+++ Input rows

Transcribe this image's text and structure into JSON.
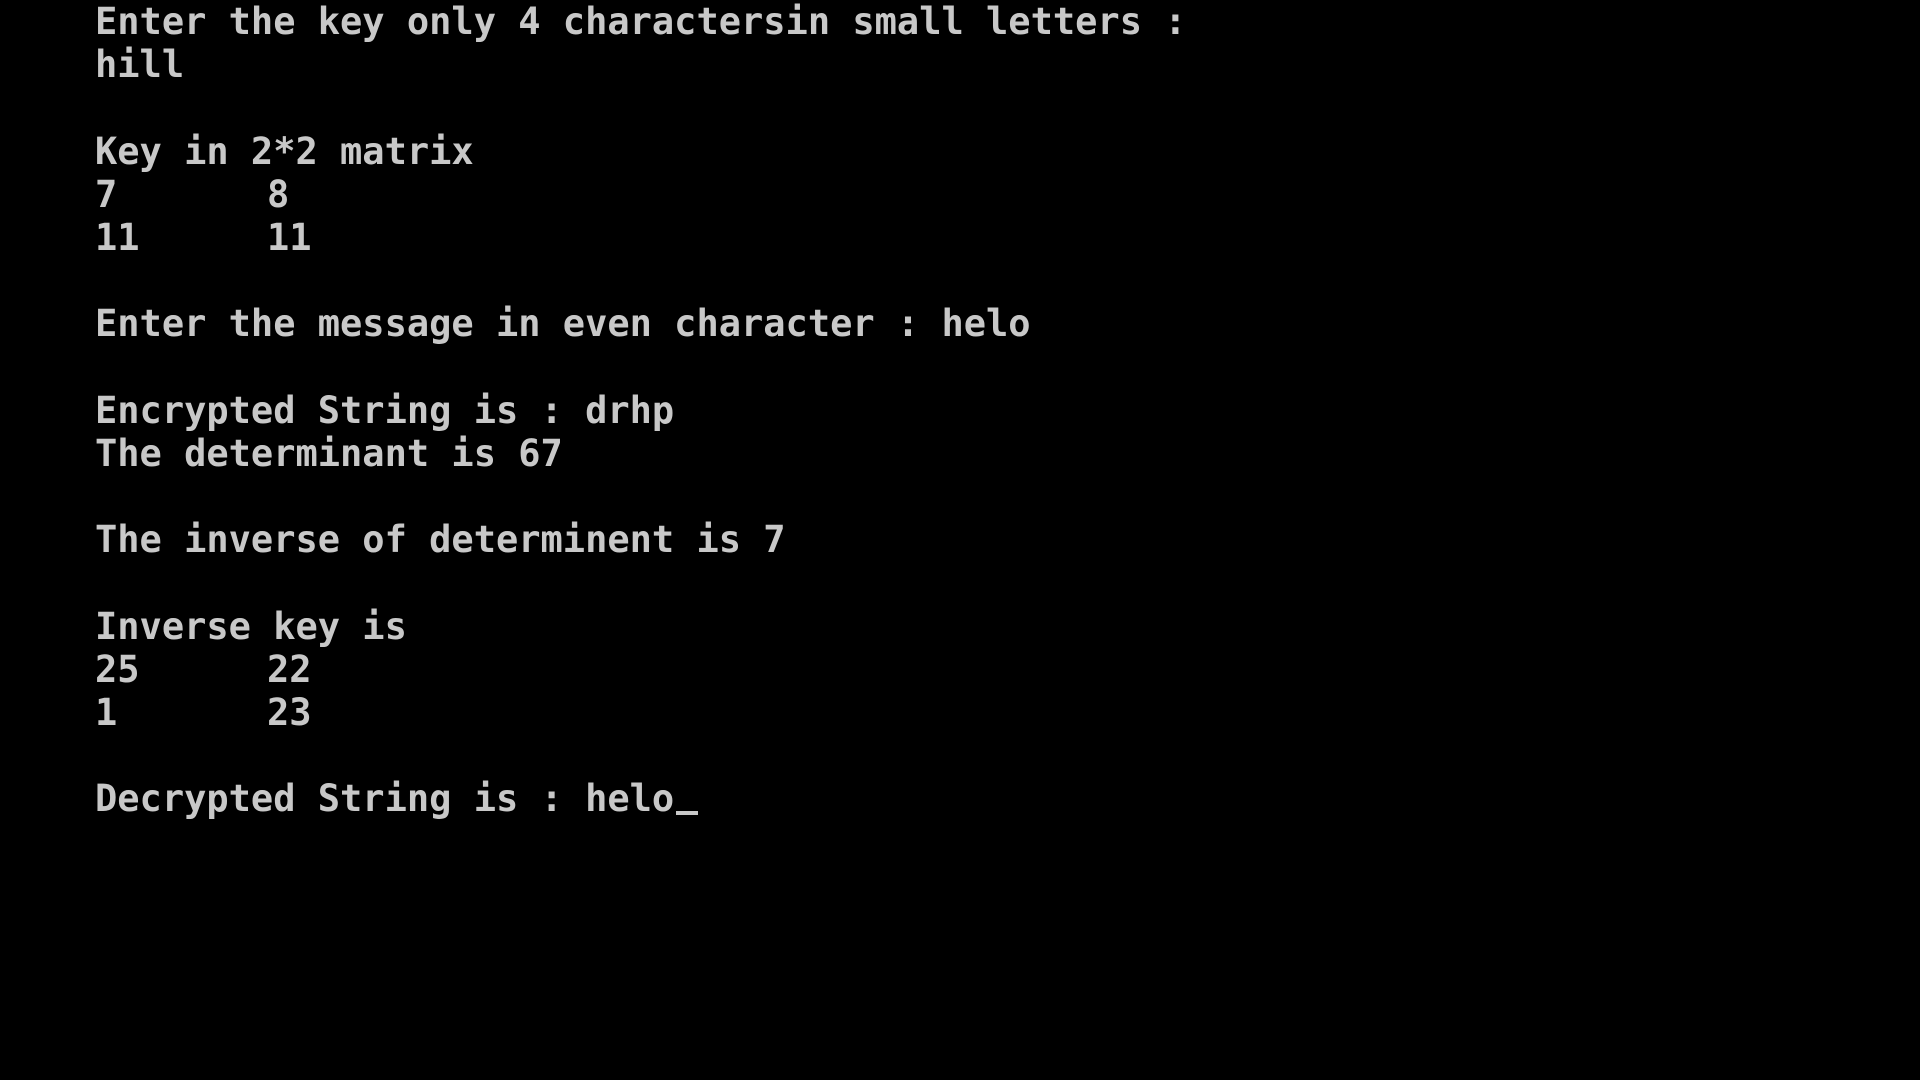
{
  "console": {
    "key_prompt": "Enter the key only 4 charactersin small letters :",
    "key_input": "hill",
    "key_matrix_heading": "Key in 2*2 matrix",
    "key_matrix": [
      [
        "7",
        "8"
      ],
      [
        "11",
        "11"
      ]
    ],
    "message_prompt": "Enter the message in even character : helo",
    "encrypted_line": "Encrypted String is : drhp",
    "determinant_line": "The determinant is 67",
    "inverse_determinant_line": "The inverse of determinent is 7",
    "inverse_key_heading": "Inverse key is",
    "inverse_key_matrix": [
      [
        "25",
        "22"
      ],
      [
        "1",
        "23"
      ]
    ],
    "decrypted_line": "Decrypted String is : helo"
  },
  "colors": {
    "background": "#000000",
    "foreground": "#c8c8c8"
  }
}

++++++

== To be done ==
In this exercise, set down all of the data exactly, without the pictures.

== Answer for the task ==
Transcribe this image's text and structure into JSON.
{
  "console": {
    "key_prompt": "Enter the key only 4 charactersin small letters :",
    "key_input": "hill",
    "key_matrix_heading": "Key in 2*2 matrix",
    "key_matrix": [
      [
        "7",
        "8"
      ],
      [
        "11",
        "11"
      ]
    ],
    "message_prompt": "Enter the message in even character : helo",
    "encrypted_line": "Encrypted String is : drhp",
    "determinant_line": "The determinant is 67",
    "inverse_determinant_line": "The inverse of determinent is 7",
    "inverse_key_heading": "Inverse key is",
    "inverse_key_matrix": [
      [
        "25",
        "22"
      ],
      [
        "1",
        "23"
      ]
    ],
    "decrypted_line": "Decrypted String is : helo"
  },
  "colors": {
    "background": "#000000",
    "foreground": "#c8c8c8"
  }
}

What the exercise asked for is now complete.